- _What is asked_:
Give every line of the data again, unchanged, but with no pictures.

# START OF Extracted data

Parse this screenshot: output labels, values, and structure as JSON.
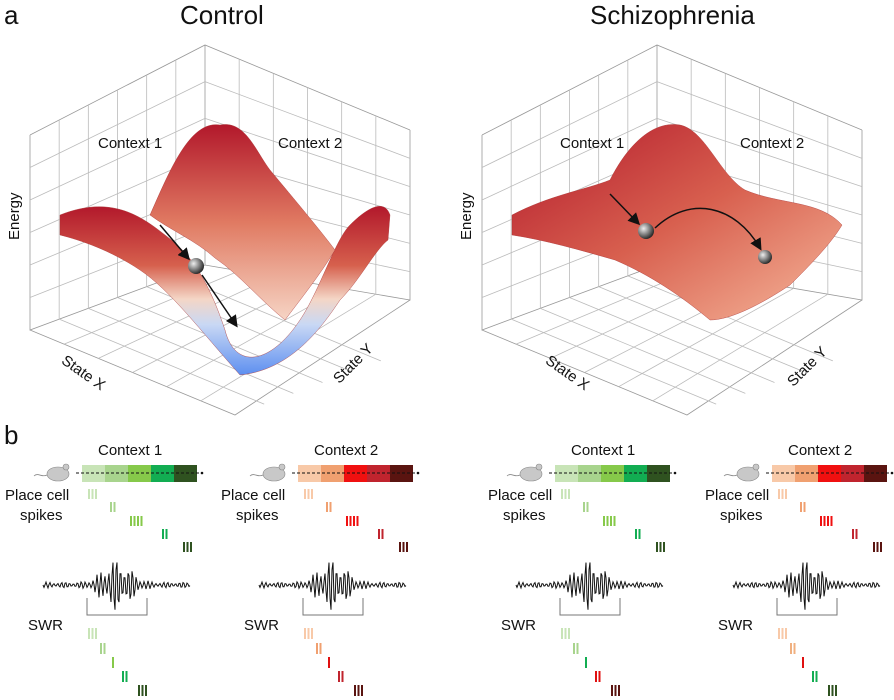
{
  "panel_a": {
    "letter": "a",
    "plots": [
      {
        "title": "Control",
        "context1": "Context 1",
        "context2": "Context 2",
        "zlabel": "Energy",
        "xlabel": "State X",
        "ylabel": "State Y"
      },
      {
        "title": "Schizophrenia",
        "context1": "Context 1",
        "context2": "Context 2",
        "zlabel": "Energy",
        "xlabel": "State X",
        "ylabel": "State Y"
      }
    ],
    "colors": {
      "high": "#b2182b",
      "mid": "#f4a582",
      "low": "#6f9ef0"
    }
  },
  "panel_b": {
    "letter": "b",
    "place_label_line1": "Place cell",
    "place_label_line2": "spikes",
    "swr_label": "SWR",
    "context1_colors": [
      "#c8e4b7",
      "#a8d48d",
      "#86c94a",
      "#12ad52",
      "#2f5220"
    ],
    "context2_colors": [
      "#f8c9a8",
      "#f0a070",
      "#f01010",
      "#c0242e",
      "#5a1410"
    ],
    "place_spike_counts": [
      3,
      2,
      4,
      2,
      3
    ],
    "swr_spike_counts": [
      3,
      2,
      1,
      2,
      3
    ],
    "groups": [
      {
        "context": "Context 1",
        "track": "context1",
        "swr_colors": [
          "#c8e4b7",
          "#a8d48d",
          "#86c94a",
          "#12ad52",
          "#2f5220"
        ]
      },
      {
        "context": "Context 2",
        "track": "context2",
        "swr_colors": [
          "#f8c9a8",
          "#f0a070",
          "#e01010",
          "#c0242e",
          "#5a1410"
        ]
      },
      {
        "context": "Context 1",
        "track": "context1",
        "swr_colors": [
          "#c8e4b7",
          "#a8d48d",
          "#12ad52",
          "#e01010",
          "#5a1410"
        ]
      },
      {
        "context": "Context 2",
        "track": "context2",
        "swr_colors": [
          "#f8c9a8",
          "#f0b080",
          "#e01010",
          "#12ad52",
          "#2f5220"
        ]
      }
    ]
  }
}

# END OF Extracted data

- _Response to the exercise_:
Parse this screenshot: output labels, values, and structure as JSON.
{
  "panel_a": {
    "letter": "a",
    "plots": [
      {
        "title": "Control",
        "context1": "Context 1",
        "context2": "Context 2",
        "zlabel": "Energy",
        "xlabel": "State X",
        "ylabel": "State Y"
      },
      {
        "title": "Schizophrenia",
        "context1": "Context 1",
        "context2": "Context 2",
        "zlabel": "Energy",
        "xlabel": "State X",
        "ylabel": "State Y"
      }
    ],
    "colors": {
      "high": "#b2182b",
      "mid": "#f4a582",
      "low": "#6f9ef0"
    }
  },
  "panel_b": {
    "letter": "b",
    "place_label_line1": "Place cell",
    "place_label_line2": "spikes",
    "swr_label": "SWR",
    "context1_colors": [
      "#c8e4b7",
      "#a8d48d",
      "#86c94a",
      "#12ad52",
      "#2f5220"
    ],
    "context2_colors": [
      "#f8c9a8",
      "#f0a070",
      "#f01010",
      "#c0242e",
      "#5a1410"
    ],
    "place_spike_counts": [
      3,
      2,
      4,
      2,
      3
    ],
    "swr_spike_counts": [
      3,
      2,
      1,
      2,
      3
    ],
    "groups": [
      {
        "context": "Context 1",
        "track": "context1",
        "swr_colors": [
          "#c8e4b7",
          "#a8d48d",
          "#86c94a",
          "#12ad52",
          "#2f5220"
        ]
      },
      {
        "context": "Context 2",
        "track": "context2",
        "swr_colors": [
          "#f8c9a8",
          "#f0a070",
          "#e01010",
          "#c0242e",
          "#5a1410"
        ]
      },
      {
        "context": "Context 1",
        "track": "context1",
        "swr_colors": [
          "#c8e4b7",
          "#a8d48d",
          "#12ad52",
          "#e01010",
          "#5a1410"
        ]
      },
      {
        "context": "Context 2",
        "track": "context2",
        "swr_colors": [
          "#f8c9a8",
          "#f0b080",
          "#e01010",
          "#12ad52",
          "#2f5220"
        ]
      }
    ]
  }
}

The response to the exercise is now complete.